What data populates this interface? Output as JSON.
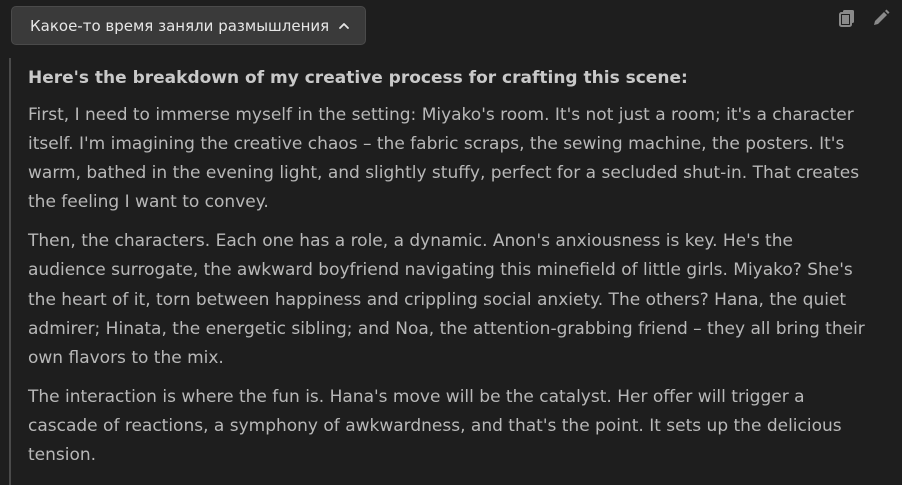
{
  "thinking": {
    "toggle_label": "Какое-то время заняли размышления",
    "toggle_icon": "chevron-up-icon"
  },
  "toolbar": {
    "icons": [
      "copy-icon",
      "edit-pencil-icon"
    ],
    "icon_color": "#8a8a8a"
  },
  "content": {
    "heading": "Here's the breakdown of my creative process for crafting this scene:",
    "paragraphs": [
      "First, I need to immerse myself in the setting: Miyako's room. It's not just a room; it's a character itself. I'm imagining the creative chaos – the fabric scraps, the sewing machine, the posters. It's warm, bathed in the evening light, and slightly stuffy, perfect for a secluded shut-in. That creates the feeling I want to convey.",
      "Then, the characters. Each one has a role, a dynamic. Anon's anxiousness is key. He's the audience surrogate, the awkward boyfriend navigating this minefield of little girls. Miyako? She's the heart of it, torn between happiness and crippling social anxiety. The others? Hana, the quiet admirer; Hinata, the energetic sibling; and Noa, the attention-grabbing friend – they all bring their own flavors to the mix.",
      "The interaction is where the fun is. Hana's move will be the catalyst. Her offer will trigger a cascade of reactions, a symphony of awkwardness, and that's the point. It sets up the delicious tension."
    ]
  },
  "colors": {
    "background": "#1e1e1e",
    "toggle_bg": "#3a3a3a",
    "text": "#b8b8b8",
    "heading": "#c9c9c9",
    "border": "#4a4a4a"
  }
}
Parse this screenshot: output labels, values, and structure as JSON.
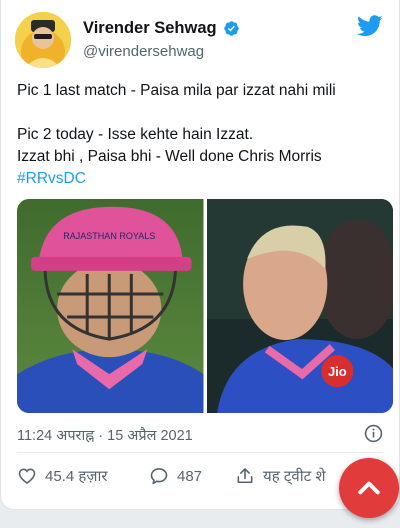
{
  "user": {
    "name": "Virender Sehwag",
    "handle": "@virendersehwag",
    "verified": true
  },
  "tweet": {
    "lines": [
      "Pic 1 last match - Paisa mila par izzat nahi mili",
      "Pic 2 today - Isse kehte hain Izzat.",
      "Izzat bhi , Paisa bhi - Well done Chris Morris"
    ],
    "hashtag": "#RRvsDC"
  },
  "media": {
    "pic1_caption": "RAJASTHAN ROYALS",
    "pic2_caption": "Jio"
  },
  "timestamp": "11:24 अपराह्न · 15 अप्रैल 2021",
  "actions": {
    "likes": "45.4 हज़ार",
    "comments": "487",
    "share_label": "यह ट्वीट शे"
  },
  "colors": {
    "accent": "#1d9bf0",
    "fab": "#e23b3b",
    "muted": "#536471"
  }
}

- - -

## WORK INSTRUCTIONS
Quote the material in full and exactly; do not carry over its pictures.

## COMPLETE OUTPUT
What data populates this interface? Output as JSON.
{
  "thinking": {
    "toggle_label": "Какое-то время заняли размышления",
    "toggle_icon": "chevron-up-icon"
  },
  "toolbar": {
    "icons": [
      "copy-icon",
      "edit-pencil-icon"
    ],
    "icon_color": "#8a8a8a"
  },
  "content": {
    "heading": "Here's the breakdown of my creative process for crafting this scene:",
    "paragraphs": [
      "First, I need to immerse myself in the setting: Miyako's room. It's not just a room; it's a character itself. I'm imagining the creative chaos – the fabric scraps, the sewing machine, the posters. It's warm, bathed in the evening light, and slightly stuffy, perfect for a secluded shut-in. That creates the feeling I want to convey.",
      "Then, the characters. Each one has a role, a dynamic. Anon's anxiousness is key. He's the audience surrogate, the awkward boyfriend navigating this minefield of little girls. Miyako? She's the heart of it, torn between happiness and crippling social anxiety. The others? Hana, the quiet admirer; Hinata, the energetic sibling; and Noa, the attention-grabbing friend – they all bring their own flavors to the mix.",
      "The interaction is where the fun is. Hana's move will be the catalyst. Her offer will trigger a cascade of reactions, a symphony of awkwardness, and that's the point. It sets up the delicious tension."
    ]
  },
  "colors": {
    "background": "#1e1e1e",
    "toggle_bg": "#3a3a3a",
    "text": "#b8b8b8",
    "heading": "#c9c9c9",
    "border": "#4a4a4a"
  }
}
Parse this screenshot: output labels, values, and structure as JSON.
{
  "user": {
    "name": "Virender Sehwag",
    "handle": "@virendersehwag",
    "verified": true
  },
  "tweet": {
    "lines": [
      "Pic 1 last match - Paisa mila par izzat nahi mili",
      "Pic 2 today - Isse kehte hain Izzat.",
      "Izzat bhi , Paisa bhi - Well done Chris Morris"
    ],
    "hashtag": "#RRvsDC"
  },
  "media": {
    "pic1_caption": "RAJASTHAN ROYALS",
    "pic2_caption": "Jio"
  },
  "timestamp": "11:24 अपराह्न · 15 अप्रैल 2021",
  "actions": {
    "likes": "45.4 हज़ार",
    "comments": "487",
    "share_label": "यह ट्वीट शे"
  },
  "colors": {
    "accent": "#1d9bf0",
    "fab": "#e23b3b",
    "muted": "#536471"
  }
}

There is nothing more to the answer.